#### INSTRUCTIONS TO FOLLOW
Copy each line in which the string "radu" occurs.
------------------------
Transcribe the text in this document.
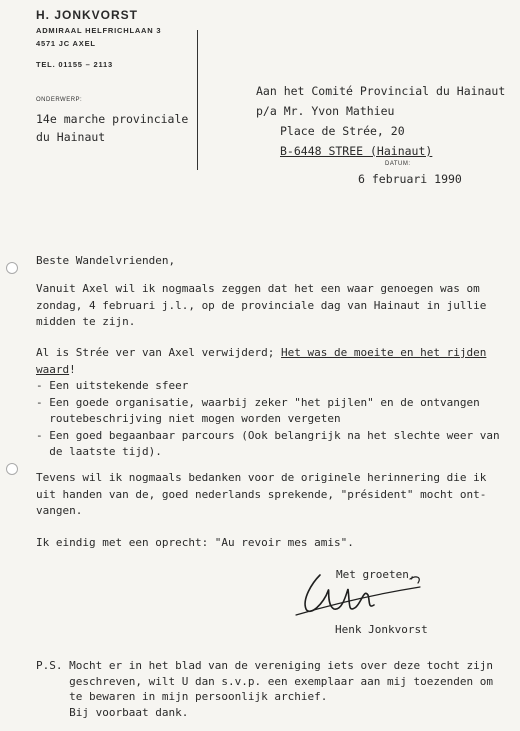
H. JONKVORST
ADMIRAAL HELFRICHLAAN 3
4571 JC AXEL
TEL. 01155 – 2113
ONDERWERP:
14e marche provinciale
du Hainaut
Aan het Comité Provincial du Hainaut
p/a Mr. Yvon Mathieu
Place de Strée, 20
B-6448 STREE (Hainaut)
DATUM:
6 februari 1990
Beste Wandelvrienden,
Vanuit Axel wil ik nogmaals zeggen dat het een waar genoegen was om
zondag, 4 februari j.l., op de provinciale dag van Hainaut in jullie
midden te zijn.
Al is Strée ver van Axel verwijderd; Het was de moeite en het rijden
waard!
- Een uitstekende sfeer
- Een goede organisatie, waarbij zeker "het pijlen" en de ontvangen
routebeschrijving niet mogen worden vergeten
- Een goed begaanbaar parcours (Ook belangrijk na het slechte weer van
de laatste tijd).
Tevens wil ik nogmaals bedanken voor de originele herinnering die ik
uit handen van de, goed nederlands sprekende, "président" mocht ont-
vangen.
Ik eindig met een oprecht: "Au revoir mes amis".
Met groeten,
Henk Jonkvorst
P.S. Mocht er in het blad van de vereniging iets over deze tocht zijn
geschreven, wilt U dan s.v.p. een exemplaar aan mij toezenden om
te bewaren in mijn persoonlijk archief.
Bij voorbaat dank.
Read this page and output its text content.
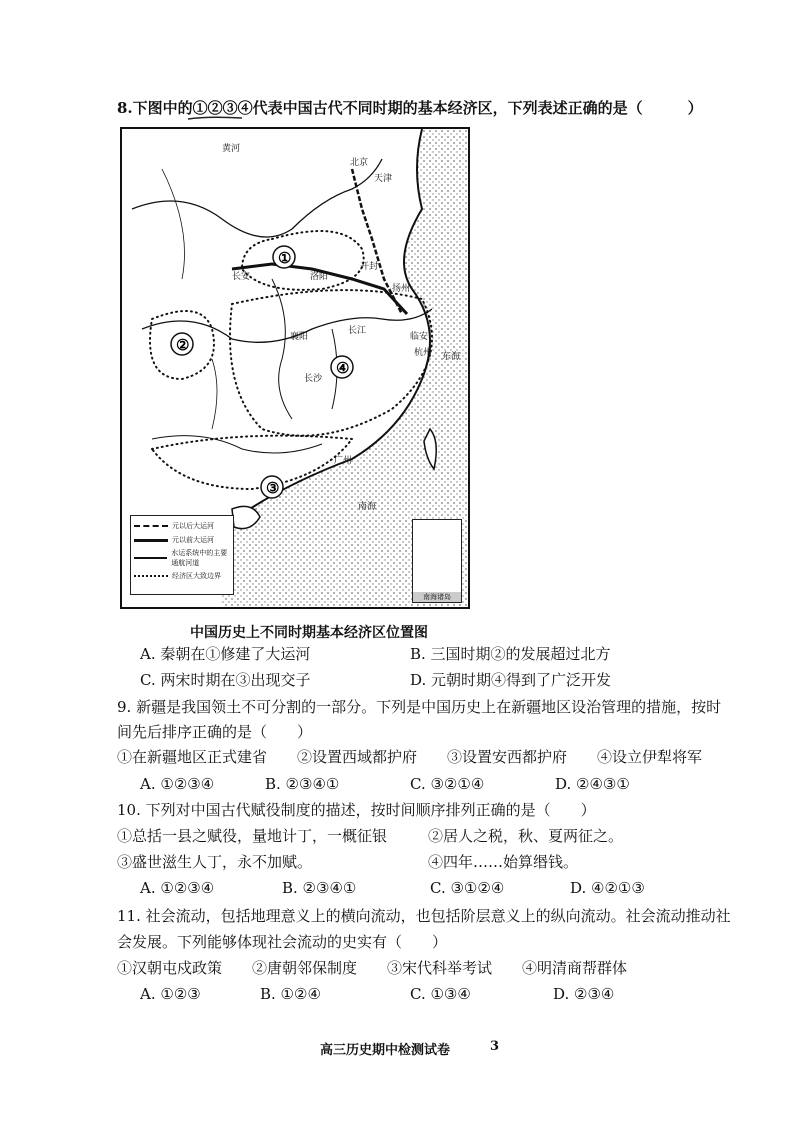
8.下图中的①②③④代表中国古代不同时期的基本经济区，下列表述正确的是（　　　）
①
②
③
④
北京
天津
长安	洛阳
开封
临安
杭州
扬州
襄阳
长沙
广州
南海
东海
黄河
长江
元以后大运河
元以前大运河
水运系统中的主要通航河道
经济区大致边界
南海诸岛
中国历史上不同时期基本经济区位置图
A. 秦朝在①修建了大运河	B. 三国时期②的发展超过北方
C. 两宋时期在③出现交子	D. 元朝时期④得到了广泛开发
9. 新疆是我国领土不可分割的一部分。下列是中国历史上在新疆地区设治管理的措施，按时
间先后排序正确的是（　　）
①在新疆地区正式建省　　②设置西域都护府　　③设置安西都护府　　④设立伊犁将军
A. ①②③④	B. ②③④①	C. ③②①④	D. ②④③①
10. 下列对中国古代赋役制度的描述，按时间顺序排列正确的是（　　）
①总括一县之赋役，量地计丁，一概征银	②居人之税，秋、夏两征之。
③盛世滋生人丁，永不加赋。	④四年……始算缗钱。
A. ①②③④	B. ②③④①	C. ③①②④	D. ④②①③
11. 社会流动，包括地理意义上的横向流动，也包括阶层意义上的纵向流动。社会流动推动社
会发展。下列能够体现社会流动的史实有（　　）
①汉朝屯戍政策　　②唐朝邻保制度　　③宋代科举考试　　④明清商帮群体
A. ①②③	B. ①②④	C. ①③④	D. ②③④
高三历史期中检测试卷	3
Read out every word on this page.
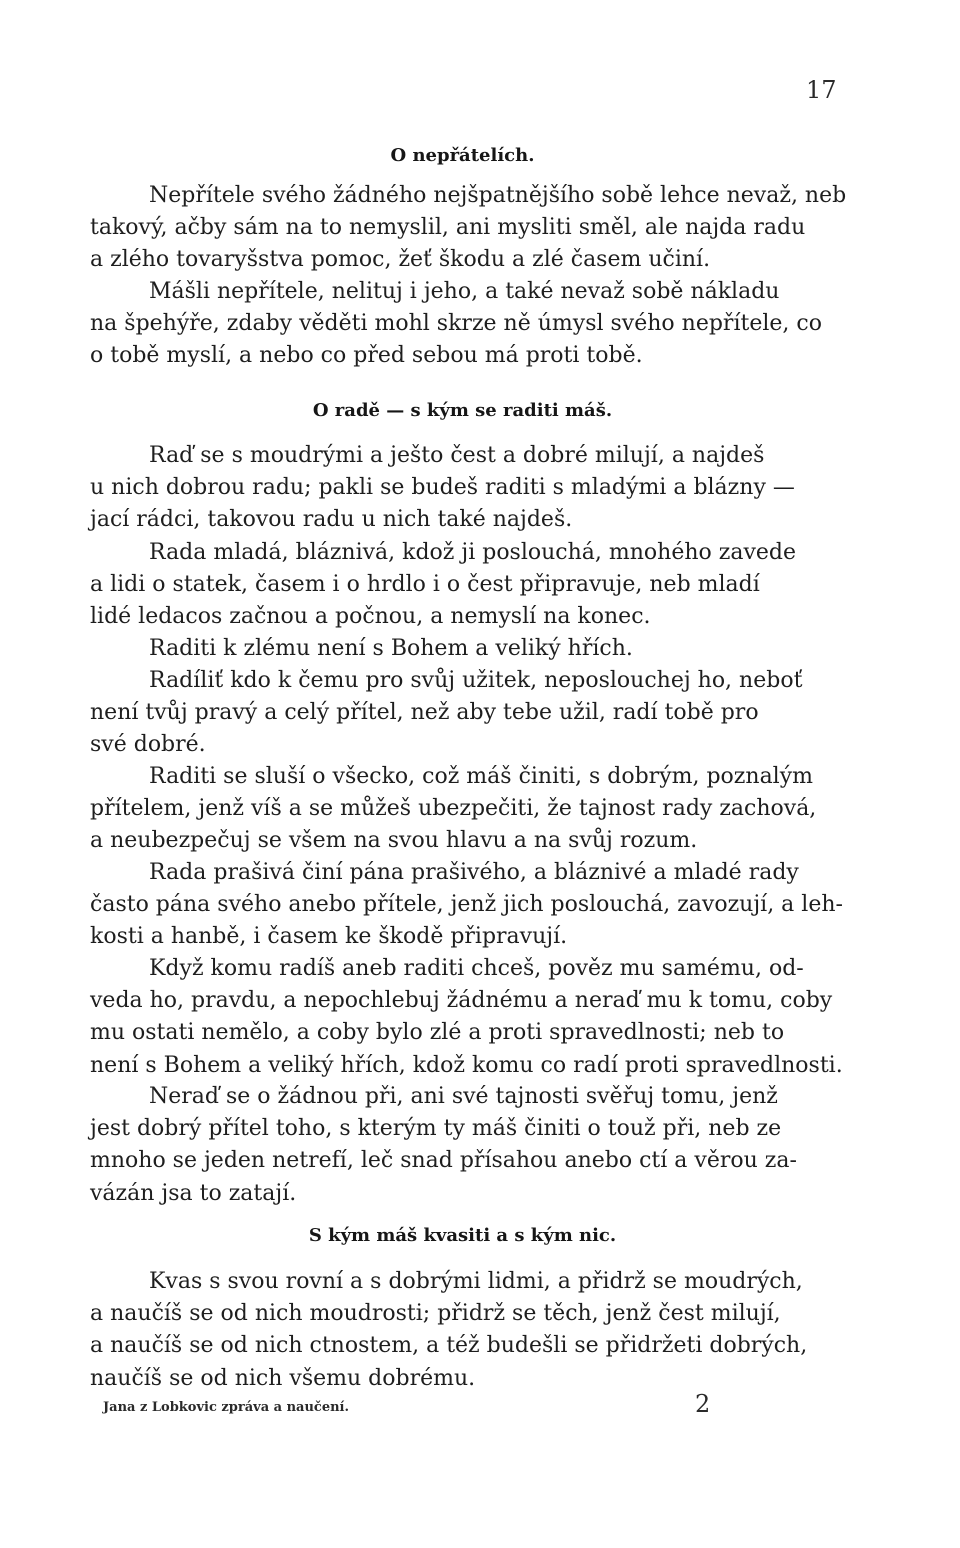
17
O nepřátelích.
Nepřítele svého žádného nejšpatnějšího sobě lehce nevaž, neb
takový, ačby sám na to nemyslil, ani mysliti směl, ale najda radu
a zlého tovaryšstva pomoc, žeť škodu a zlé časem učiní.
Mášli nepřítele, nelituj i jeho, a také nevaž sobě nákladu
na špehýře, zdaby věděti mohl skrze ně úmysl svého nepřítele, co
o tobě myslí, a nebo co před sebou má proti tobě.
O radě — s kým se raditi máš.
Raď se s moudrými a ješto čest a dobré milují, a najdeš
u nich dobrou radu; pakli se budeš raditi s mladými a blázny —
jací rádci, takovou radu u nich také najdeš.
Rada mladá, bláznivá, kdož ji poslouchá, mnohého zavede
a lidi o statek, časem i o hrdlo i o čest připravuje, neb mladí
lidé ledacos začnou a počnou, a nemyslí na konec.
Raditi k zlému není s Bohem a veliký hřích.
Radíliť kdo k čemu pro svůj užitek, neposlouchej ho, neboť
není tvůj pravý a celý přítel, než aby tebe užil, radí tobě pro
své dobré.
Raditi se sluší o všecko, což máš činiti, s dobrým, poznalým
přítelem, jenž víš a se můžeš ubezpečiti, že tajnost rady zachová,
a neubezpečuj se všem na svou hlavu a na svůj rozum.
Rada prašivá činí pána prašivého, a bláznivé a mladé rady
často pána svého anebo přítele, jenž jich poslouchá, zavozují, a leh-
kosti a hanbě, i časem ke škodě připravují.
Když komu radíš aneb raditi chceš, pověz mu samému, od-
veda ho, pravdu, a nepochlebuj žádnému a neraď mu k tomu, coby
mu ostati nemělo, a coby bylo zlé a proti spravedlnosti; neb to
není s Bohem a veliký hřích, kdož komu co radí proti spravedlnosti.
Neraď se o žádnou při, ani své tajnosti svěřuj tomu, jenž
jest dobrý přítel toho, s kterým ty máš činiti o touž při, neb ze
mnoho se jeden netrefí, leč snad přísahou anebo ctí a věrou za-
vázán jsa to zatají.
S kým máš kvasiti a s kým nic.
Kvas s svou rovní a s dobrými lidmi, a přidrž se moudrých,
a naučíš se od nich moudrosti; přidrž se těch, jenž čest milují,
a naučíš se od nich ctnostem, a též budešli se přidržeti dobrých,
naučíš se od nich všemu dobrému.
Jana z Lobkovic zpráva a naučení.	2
------------------------
#### TASK SOLUTION
takový, ačby sám na to nemyslil, ani mysliti směl, ale najda radu
u nich dobrou radu; pakli se budeš raditi s mladými a blázny —
jací rádci, takovou radu u nich také najdeš.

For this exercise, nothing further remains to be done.